» EXTRACTED ENTRIES
+ + + +

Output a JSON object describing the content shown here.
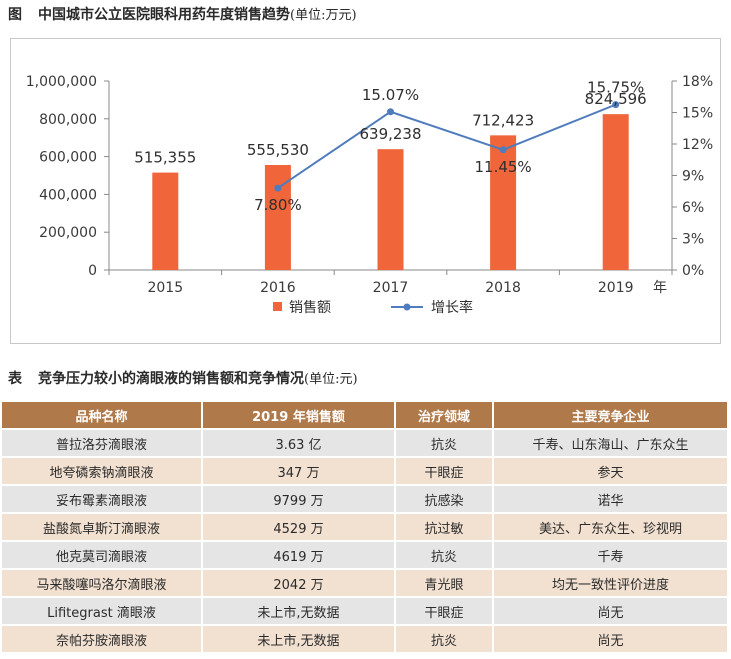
{
  "figure": {
    "label": "图",
    "title": "中国城市公立医院眼科用药年度销售趋势",
    "unit": "(单位:万元)"
  },
  "chart_data": {
    "type": "bar+line",
    "categories": [
      "2015",
      "2016",
      "2017",
      "2018",
      "2019"
    ],
    "x_unit": "年",
    "series": [
      {
        "name": "销售额",
        "type": "bar",
        "axis": "left",
        "color": "#f0653a",
        "values": [
          515355,
          555530,
          639238,
          712423,
          824596
        ],
        "labels": [
          "515,355",
          "555,530",
          "639,238",
          "712,423",
          "824,596"
        ]
      },
      {
        "name": "增长率",
        "type": "line",
        "axis": "right",
        "color": "#4f7cbd",
        "x": [
          "2016",
          "2017",
          "2018",
          "2019"
        ],
        "values": [
          7.8,
          15.07,
          11.45,
          15.75
        ],
        "labels": [
          "7.80%",
          "15.07%",
          "11.45%",
          "15.75%"
        ]
      }
    ],
    "y_left": {
      "ylim": [
        0,
        1000000
      ],
      "ticks": [
        0,
        200000,
        400000,
        600000,
        800000,
        1000000
      ],
      "tick_labels": [
        "0",
        "200,000",
        "400,000",
        "600,000",
        "800,000",
        "1,000,000"
      ]
    },
    "y_right": {
      "ylim": [
        0,
        18
      ],
      "ticks": [
        0,
        3,
        6,
        9,
        12,
        15,
        18
      ],
      "tick_labels": [
        "0%",
        "3%",
        "6%",
        "9%",
        "12%",
        "15%",
        "18%"
      ]
    },
    "legend": [
      "销售额",
      "增长率"
    ],
    "legend_position": "bottom",
    "grid": false
  },
  "table": {
    "label": "表",
    "title": "竞争压力较小的滴眼液的销售额和竞争情况",
    "unit": "(单位:元)",
    "headers": [
      "品种名称",
      "2019 年销售额",
      "治疗领域",
      "主要竞争企业"
    ],
    "rows": [
      [
        "普拉洛芬滴眼液",
        "3.63 亿",
        "抗炎",
        "千寿、山东海山、广东众生"
      ],
      [
        "地夸磷索钠滴眼液",
        "347 万",
        "干眼症",
        "参天"
      ],
      [
        "妥布霉素滴眼液",
        "9799 万",
        "抗感染",
        "诺华"
      ],
      [
        "盐酸氮卓斯汀滴眼液",
        "4529 万",
        "抗过敏",
        "美达、广东众生、珍视明"
      ],
      [
        "他克莫司滴眼液",
        "4619 万",
        "抗炎",
        "千寿"
      ],
      [
        "马来酸噻吗洛尔滴眼液",
        "2042 万",
        "青光眼",
        "均无一致性评价进度"
      ],
      [
        "Lifitegrast 滴眼液",
        "未上市,无数据",
        "干眼症",
        "尚无"
      ],
      [
        "奈帕芬胺滴眼液",
        "未上市,无数据",
        "抗炎",
        "尚无"
      ]
    ]
  }
}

+ + + +

» DIRECTIONS FOR THIS TASK
Transcribe every entry word for word, but omit the pictures.

» WRITTEN RESPONSE
Output a JSON object describing the content shown here.
{
  "figure": {
    "label": "图",
    "title": "中国城市公立医院眼科用药年度销售趋势",
    "unit": "(单位:万元)"
  },
  "chart_data": {
    "type": "bar+line",
    "categories": [
      "2015",
      "2016",
      "2017",
      "2018",
      "2019"
    ],
    "x_unit": "年",
    "series": [
      {
        "name": "销售额",
        "type": "bar",
        "axis": "left",
        "color": "#f0653a",
        "values": [
          515355,
          555530,
          639238,
          712423,
          824596
        ],
        "labels": [
          "515,355",
          "555,530",
          "639,238",
          "712,423",
          "824,596"
        ]
      },
      {
        "name": "增长率",
        "type": "line",
        "axis": "right",
        "color": "#4f7cbd",
        "x": [
          "2016",
          "2017",
          "2018",
          "2019"
        ],
        "values": [
          7.8,
          15.07,
          11.45,
          15.75
        ],
        "labels": [
          "7.80%",
          "15.07%",
          "11.45%",
          "15.75%"
        ]
      }
    ],
    "y_left": {
      "ylim": [
        0,
        1000000
      ],
      "ticks": [
        0,
        200000,
        400000,
        600000,
        800000,
        1000000
      ],
      "tick_labels": [
        "0",
        "200,000",
        "400,000",
        "600,000",
        "800,000",
        "1,000,000"
      ]
    },
    "y_right": {
      "ylim": [
        0,
        18
      ],
      "ticks": [
        0,
        3,
        6,
        9,
        12,
        15,
        18
      ],
      "tick_labels": [
        "0%",
        "3%",
        "6%",
        "9%",
        "12%",
        "15%",
        "18%"
      ]
    },
    "legend": [
      "销售额",
      "增长率"
    ],
    "legend_position": "bottom",
    "grid": false
  },
  "table": {
    "label": "表",
    "title": "竞争压力较小的滴眼液的销售额和竞争情况",
    "unit": "(单位:元)",
    "headers": [
      "品种名称",
      "2019 年销售额",
      "治疗领域",
      "主要竞争企业"
    ],
    "rows": [
      [
        "普拉洛芬滴眼液",
        "3.63 亿",
        "抗炎",
        "千寿、山东海山、广东众生"
      ],
      [
        "地夸磷索钠滴眼液",
        "347 万",
        "干眼症",
        "参天"
      ],
      [
        "妥布霉素滴眼液",
        "9799 万",
        "抗感染",
        "诺华"
      ],
      [
        "盐酸氮卓斯汀滴眼液",
        "4529 万",
        "抗过敏",
        "美达、广东众生、珍视明"
      ],
      [
        "他克莫司滴眼液",
        "4619 万",
        "抗炎",
        "千寿"
      ],
      [
        "马来酸噻吗洛尔滴眼液",
        "2042 万",
        "青光眼",
        "均无一致性评价进度"
      ],
      [
        "Lifitegrast 滴眼液",
        "未上市,无数据",
        "干眼症",
        "尚无"
      ],
      [
        "奈帕芬胺滴眼液",
        "未上市,无数据",
        "抗炎",
        "尚无"
      ]
    ]
  }
}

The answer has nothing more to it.